> OBJECTIVE: Leave out the pictures and transcribe everything else exactly.

> DATA EXTRACT:
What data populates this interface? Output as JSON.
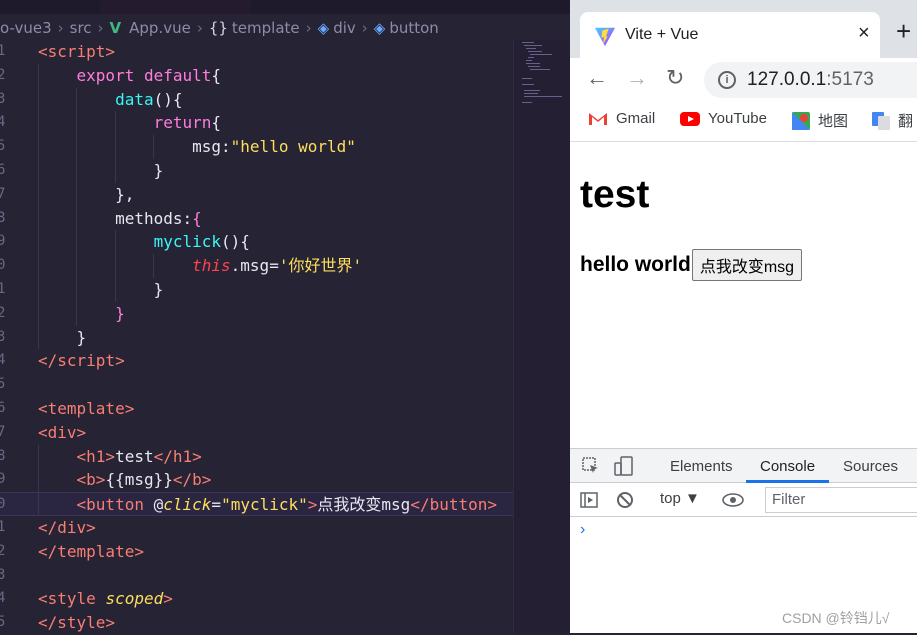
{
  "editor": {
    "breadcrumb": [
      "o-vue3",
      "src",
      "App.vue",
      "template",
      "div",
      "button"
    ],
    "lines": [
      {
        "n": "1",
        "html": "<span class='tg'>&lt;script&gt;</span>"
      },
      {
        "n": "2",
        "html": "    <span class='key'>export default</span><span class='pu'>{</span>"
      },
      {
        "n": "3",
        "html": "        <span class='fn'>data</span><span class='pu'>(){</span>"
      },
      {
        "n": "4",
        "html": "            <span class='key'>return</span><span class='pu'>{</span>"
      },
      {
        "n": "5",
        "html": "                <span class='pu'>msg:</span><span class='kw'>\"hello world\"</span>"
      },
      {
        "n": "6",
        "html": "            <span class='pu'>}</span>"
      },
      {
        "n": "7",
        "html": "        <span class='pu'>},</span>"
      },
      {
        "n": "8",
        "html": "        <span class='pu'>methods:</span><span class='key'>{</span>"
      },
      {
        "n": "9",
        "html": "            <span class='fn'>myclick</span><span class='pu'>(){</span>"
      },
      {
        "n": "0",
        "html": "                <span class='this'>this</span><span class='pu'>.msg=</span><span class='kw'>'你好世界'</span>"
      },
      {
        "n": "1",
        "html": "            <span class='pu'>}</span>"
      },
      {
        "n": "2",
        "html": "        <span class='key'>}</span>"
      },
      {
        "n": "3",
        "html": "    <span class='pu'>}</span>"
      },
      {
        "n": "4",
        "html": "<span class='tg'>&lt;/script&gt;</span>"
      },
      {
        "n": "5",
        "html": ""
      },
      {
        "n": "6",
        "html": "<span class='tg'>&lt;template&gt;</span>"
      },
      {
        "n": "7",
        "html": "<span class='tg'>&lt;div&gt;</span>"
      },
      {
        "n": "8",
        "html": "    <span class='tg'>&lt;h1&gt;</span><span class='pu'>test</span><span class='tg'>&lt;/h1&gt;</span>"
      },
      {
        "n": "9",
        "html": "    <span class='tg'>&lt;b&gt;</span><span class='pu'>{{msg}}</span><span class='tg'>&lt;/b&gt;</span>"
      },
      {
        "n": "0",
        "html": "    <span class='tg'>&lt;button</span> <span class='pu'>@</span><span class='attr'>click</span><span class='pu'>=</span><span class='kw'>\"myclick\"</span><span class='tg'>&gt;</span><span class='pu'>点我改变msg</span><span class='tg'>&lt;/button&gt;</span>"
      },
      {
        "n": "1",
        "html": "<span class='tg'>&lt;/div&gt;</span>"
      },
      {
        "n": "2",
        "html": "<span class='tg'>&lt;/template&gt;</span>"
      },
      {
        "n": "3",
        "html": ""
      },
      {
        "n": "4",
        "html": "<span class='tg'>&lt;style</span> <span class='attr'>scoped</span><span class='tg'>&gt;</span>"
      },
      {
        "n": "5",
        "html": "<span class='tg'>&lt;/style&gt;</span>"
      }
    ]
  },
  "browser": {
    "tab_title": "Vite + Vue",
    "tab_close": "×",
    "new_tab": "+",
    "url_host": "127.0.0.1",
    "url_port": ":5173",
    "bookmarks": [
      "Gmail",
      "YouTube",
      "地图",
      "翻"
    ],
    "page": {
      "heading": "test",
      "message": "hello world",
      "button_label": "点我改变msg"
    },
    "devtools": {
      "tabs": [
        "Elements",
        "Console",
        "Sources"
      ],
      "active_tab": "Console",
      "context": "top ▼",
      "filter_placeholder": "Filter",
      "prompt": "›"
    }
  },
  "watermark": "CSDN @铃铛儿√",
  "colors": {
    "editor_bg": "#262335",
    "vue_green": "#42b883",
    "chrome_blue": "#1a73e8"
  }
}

> ANSWER TO THE EXERCISE:
What data populates this interface? Output as JSON.
{
  "editor": {
    "breadcrumb": [
      "o-vue3",
      "src",
      "App.vue",
      "template",
      "div",
      "button"
    ],
    "lines": [
      {
        "n": "1",
        "html": "<span class='tg'>&lt;script&gt;</span>"
      },
      {
        "n": "2",
        "html": "    <span class='key'>export default</span><span class='pu'>{</span>"
      },
      {
        "n": "3",
        "html": "        <span class='fn'>data</span><span class='pu'>(){</span>"
      },
      {
        "n": "4",
        "html": "            <span class='key'>return</span><span class='pu'>{</span>"
      },
      {
        "n": "5",
        "html": "                <span class='pu'>msg:</span><span class='kw'>\"hello world\"</span>"
      },
      {
        "n": "6",
        "html": "            <span class='pu'>}</span>"
      },
      {
        "n": "7",
        "html": "        <span class='pu'>},</span>"
      },
      {
        "n": "8",
        "html": "        <span class='pu'>methods:</span><span class='key'>{</span>"
      },
      {
        "n": "9",
        "html": "            <span class='fn'>myclick</span><span class='pu'>(){</span>"
      },
      {
        "n": "0",
        "html": "                <span class='this'>this</span><span class='pu'>.msg=</span><span class='kw'>'你好世界'</span>"
      },
      {
        "n": "1",
        "html": "            <span class='pu'>}</span>"
      },
      {
        "n": "2",
        "html": "        <span class='key'>}</span>"
      },
      {
        "n": "3",
        "html": "    <span class='pu'>}</span>"
      },
      {
        "n": "4",
        "html": "<span class='tg'>&lt;/script&gt;</span>"
      },
      {
        "n": "5",
        "html": ""
      },
      {
        "n": "6",
        "html": "<span class='tg'>&lt;template&gt;</span>"
      },
      {
        "n": "7",
        "html": "<span class='tg'>&lt;div&gt;</span>"
      },
      {
        "n": "8",
        "html": "    <span class='tg'>&lt;h1&gt;</span><span class='pu'>test</span><span class='tg'>&lt;/h1&gt;</span>"
      },
      {
        "n": "9",
        "html": "    <span class='tg'>&lt;b&gt;</span><span class='pu'>{{msg}}</span><span class='tg'>&lt;/b&gt;</span>"
      },
      {
        "n": "0",
        "html": "    <span class='tg'>&lt;button</span> <span class='pu'>@</span><span class='attr'>click</span><span class='pu'>=</span><span class='kw'>\"myclick\"</span><span class='tg'>&gt;</span><span class='pu'>点我改变msg</span><span class='tg'>&lt;/button&gt;</span>"
      },
      {
        "n": "1",
        "html": "<span class='tg'>&lt;/div&gt;</span>"
      },
      {
        "n": "2",
        "html": "<span class='tg'>&lt;/template&gt;</span>"
      },
      {
        "n": "3",
        "html": ""
      },
      {
        "n": "4",
        "html": "<span class='tg'>&lt;style</span> <span class='attr'>scoped</span><span class='tg'>&gt;</span>"
      },
      {
        "n": "5",
        "html": "<span class='tg'>&lt;/style&gt;</span>"
      }
    ]
  },
  "browser": {
    "tab_title": "Vite + Vue",
    "tab_close": "×",
    "new_tab": "+",
    "url_host": "127.0.0.1",
    "url_port": ":5173",
    "bookmarks": [
      "Gmail",
      "YouTube",
      "地图",
      "翻"
    ],
    "page": {
      "heading": "test",
      "message": "hello world",
      "button_label": "点我改变msg"
    },
    "devtools": {
      "tabs": [
        "Elements",
        "Console",
        "Sources"
      ],
      "active_tab": "Console",
      "context": "top ▼",
      "filter_placeholder": "Filter",
      "prompt": "›"
    }
  },
  "watermark": "CSDN @铃铛儿√",
  "colors": {
    "editor_bg": "#262335",
    "vue_green": "#42b883",
    "chrome_blue": "#1a73e8"
  }
}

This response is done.